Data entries
★ ★ ★ ★ ★ ★ ★
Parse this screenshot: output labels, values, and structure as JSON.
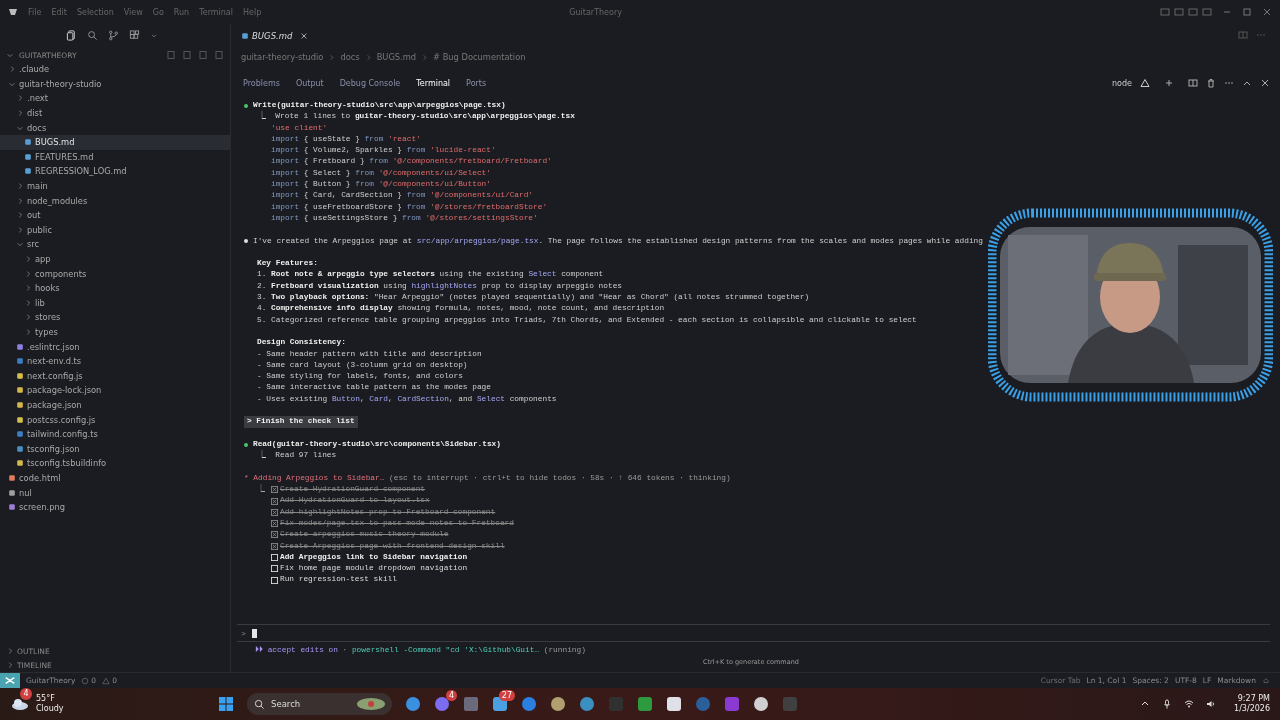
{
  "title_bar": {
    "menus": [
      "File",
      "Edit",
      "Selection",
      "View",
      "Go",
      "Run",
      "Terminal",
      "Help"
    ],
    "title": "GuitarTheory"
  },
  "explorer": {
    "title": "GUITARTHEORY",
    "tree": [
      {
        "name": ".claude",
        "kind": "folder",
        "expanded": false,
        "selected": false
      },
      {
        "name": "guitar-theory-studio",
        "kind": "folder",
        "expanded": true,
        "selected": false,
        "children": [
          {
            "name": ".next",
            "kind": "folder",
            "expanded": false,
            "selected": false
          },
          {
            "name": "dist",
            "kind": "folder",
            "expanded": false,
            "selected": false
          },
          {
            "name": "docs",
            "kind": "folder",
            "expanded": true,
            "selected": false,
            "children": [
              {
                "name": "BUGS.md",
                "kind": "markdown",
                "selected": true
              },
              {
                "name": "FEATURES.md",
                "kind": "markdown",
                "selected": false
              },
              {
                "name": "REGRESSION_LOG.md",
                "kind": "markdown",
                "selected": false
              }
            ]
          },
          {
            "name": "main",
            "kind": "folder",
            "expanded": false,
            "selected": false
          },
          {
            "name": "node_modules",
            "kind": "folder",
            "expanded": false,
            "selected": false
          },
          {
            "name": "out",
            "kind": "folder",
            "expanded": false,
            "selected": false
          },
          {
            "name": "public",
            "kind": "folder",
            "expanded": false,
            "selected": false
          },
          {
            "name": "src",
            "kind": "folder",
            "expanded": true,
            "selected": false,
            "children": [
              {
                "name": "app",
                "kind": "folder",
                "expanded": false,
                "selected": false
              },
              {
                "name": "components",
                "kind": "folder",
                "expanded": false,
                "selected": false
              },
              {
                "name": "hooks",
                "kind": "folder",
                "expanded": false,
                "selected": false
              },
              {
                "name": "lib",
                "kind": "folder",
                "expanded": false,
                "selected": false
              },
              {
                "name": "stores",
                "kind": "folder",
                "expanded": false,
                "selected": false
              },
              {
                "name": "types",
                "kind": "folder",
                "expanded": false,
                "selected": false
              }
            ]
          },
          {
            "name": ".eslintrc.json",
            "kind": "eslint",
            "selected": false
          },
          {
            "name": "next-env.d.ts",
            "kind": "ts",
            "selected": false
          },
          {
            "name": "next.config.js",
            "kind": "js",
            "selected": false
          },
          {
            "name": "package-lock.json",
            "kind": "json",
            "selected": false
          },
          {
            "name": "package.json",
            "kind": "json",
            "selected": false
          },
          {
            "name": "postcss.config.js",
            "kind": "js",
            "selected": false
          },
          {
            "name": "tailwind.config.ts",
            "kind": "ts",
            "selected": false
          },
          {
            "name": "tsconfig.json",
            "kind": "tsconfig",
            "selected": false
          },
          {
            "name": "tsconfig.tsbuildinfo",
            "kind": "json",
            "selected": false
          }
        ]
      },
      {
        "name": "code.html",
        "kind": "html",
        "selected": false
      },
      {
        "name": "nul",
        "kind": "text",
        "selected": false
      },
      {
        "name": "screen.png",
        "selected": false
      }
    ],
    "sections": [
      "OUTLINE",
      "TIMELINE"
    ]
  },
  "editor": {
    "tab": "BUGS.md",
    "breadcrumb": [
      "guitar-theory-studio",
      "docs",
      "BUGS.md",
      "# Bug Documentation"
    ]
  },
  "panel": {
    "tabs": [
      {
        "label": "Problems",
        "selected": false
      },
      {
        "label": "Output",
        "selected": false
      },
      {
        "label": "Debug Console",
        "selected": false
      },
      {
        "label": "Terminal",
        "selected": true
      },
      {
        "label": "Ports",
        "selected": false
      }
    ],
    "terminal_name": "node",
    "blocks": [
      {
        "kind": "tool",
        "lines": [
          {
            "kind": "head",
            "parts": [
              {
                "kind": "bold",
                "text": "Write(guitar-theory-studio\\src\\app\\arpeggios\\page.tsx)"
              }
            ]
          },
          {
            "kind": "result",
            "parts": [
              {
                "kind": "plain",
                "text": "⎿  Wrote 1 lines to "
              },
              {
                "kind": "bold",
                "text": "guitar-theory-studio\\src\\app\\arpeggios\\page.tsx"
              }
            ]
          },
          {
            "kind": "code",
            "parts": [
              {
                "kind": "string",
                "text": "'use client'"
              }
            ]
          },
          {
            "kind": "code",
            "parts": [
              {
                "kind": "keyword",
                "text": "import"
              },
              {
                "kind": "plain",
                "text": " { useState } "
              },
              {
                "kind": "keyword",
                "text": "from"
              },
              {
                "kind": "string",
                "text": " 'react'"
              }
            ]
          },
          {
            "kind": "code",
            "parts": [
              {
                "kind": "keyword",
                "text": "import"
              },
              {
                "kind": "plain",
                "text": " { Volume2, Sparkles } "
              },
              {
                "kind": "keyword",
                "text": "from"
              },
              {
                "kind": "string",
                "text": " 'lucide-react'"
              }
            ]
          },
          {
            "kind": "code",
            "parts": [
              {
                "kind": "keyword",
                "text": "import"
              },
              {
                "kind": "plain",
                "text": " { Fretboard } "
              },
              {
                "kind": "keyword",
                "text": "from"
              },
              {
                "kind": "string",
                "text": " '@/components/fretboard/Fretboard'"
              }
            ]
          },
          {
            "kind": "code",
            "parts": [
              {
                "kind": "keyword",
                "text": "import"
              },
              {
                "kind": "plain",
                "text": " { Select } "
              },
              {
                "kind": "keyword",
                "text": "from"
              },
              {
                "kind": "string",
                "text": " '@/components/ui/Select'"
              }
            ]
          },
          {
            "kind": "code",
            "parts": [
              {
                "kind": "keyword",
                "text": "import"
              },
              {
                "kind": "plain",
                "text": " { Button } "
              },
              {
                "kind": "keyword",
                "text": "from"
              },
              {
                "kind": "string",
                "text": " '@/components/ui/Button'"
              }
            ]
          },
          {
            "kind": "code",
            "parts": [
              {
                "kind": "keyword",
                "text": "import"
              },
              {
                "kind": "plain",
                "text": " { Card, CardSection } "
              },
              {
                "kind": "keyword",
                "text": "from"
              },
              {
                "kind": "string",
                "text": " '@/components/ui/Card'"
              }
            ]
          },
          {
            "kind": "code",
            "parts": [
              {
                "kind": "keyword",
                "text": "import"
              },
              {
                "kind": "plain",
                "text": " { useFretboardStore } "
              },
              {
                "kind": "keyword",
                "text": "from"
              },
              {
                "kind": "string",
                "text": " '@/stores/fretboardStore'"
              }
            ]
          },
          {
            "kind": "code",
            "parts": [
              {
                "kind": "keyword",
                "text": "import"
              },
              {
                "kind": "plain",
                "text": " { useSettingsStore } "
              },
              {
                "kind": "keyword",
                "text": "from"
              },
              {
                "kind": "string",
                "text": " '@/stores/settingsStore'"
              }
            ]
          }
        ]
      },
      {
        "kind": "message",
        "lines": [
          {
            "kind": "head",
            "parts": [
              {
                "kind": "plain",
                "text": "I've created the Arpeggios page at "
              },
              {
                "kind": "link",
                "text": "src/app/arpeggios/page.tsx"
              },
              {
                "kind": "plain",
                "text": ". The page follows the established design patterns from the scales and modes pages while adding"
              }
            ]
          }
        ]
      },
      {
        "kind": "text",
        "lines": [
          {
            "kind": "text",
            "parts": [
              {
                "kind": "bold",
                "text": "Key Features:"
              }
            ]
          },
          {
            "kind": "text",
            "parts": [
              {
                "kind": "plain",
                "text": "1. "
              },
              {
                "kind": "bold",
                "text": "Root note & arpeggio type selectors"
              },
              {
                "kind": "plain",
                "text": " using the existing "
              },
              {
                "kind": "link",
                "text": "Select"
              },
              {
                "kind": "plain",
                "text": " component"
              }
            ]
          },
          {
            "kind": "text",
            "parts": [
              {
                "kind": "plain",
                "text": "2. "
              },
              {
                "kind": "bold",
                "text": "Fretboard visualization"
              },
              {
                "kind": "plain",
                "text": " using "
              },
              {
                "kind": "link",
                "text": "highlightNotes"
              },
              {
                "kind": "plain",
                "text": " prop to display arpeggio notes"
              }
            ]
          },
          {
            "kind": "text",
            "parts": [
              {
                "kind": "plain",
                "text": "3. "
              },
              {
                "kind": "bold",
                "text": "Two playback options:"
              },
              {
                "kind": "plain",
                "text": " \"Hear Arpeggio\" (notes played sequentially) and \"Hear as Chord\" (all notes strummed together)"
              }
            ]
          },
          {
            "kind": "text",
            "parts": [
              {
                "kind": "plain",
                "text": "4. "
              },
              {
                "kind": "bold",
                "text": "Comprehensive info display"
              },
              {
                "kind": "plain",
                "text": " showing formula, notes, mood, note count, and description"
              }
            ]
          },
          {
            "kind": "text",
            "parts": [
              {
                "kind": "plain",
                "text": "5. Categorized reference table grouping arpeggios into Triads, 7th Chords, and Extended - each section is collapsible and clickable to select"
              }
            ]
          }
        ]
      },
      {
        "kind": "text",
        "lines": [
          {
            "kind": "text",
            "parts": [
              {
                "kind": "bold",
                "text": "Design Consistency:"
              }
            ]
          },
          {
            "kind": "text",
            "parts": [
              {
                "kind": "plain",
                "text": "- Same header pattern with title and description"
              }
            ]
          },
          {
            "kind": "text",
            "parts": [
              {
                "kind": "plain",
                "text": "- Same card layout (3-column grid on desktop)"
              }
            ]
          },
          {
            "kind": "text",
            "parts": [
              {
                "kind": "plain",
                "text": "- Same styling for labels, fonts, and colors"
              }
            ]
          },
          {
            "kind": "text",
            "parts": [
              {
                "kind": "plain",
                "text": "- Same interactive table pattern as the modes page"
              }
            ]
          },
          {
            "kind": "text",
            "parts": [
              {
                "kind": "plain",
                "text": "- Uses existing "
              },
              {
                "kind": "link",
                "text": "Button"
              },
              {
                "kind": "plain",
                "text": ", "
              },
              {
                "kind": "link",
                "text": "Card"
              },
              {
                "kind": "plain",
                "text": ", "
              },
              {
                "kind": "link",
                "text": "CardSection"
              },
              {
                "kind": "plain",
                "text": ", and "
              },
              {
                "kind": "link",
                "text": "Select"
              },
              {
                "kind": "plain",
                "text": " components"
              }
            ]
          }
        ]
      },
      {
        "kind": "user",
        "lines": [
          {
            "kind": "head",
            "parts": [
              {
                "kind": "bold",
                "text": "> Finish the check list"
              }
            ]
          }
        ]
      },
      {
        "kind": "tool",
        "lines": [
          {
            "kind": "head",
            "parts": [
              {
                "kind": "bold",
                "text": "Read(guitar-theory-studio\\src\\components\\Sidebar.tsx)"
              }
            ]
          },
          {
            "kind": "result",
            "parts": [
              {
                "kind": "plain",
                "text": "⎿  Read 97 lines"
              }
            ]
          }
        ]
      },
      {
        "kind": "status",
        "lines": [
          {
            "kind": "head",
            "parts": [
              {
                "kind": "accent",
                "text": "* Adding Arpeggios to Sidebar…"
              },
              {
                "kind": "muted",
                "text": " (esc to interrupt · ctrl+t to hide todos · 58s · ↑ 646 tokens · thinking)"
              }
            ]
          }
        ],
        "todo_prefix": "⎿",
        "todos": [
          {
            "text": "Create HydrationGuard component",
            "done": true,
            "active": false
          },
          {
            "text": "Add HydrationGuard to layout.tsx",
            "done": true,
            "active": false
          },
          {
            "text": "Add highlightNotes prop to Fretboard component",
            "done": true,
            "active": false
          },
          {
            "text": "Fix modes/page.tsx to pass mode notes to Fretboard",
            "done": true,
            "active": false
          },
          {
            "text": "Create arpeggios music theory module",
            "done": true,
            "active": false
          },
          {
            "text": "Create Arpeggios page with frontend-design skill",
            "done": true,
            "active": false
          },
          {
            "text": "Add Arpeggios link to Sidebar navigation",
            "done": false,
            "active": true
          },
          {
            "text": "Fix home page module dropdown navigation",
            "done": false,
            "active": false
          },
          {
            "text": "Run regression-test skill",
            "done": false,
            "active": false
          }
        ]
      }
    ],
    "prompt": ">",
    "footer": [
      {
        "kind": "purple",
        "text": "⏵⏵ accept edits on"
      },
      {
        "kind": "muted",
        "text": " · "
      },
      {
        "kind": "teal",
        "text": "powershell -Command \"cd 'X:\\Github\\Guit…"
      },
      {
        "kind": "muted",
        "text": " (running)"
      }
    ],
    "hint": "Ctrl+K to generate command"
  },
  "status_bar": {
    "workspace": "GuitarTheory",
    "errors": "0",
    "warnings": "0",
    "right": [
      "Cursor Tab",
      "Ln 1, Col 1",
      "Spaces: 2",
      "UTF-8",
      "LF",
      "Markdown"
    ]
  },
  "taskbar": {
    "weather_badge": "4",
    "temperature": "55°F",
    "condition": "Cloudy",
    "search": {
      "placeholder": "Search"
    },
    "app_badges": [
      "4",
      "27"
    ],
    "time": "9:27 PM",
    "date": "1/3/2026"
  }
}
★ ★ ★ ★ ★ ★ ★
◆ **What you are asked to do**:
Copy out every line of the material above that mentions the word "existing".

◆ **Written solution**:
                "text": " using the existing "
                "text": "- Uses existing "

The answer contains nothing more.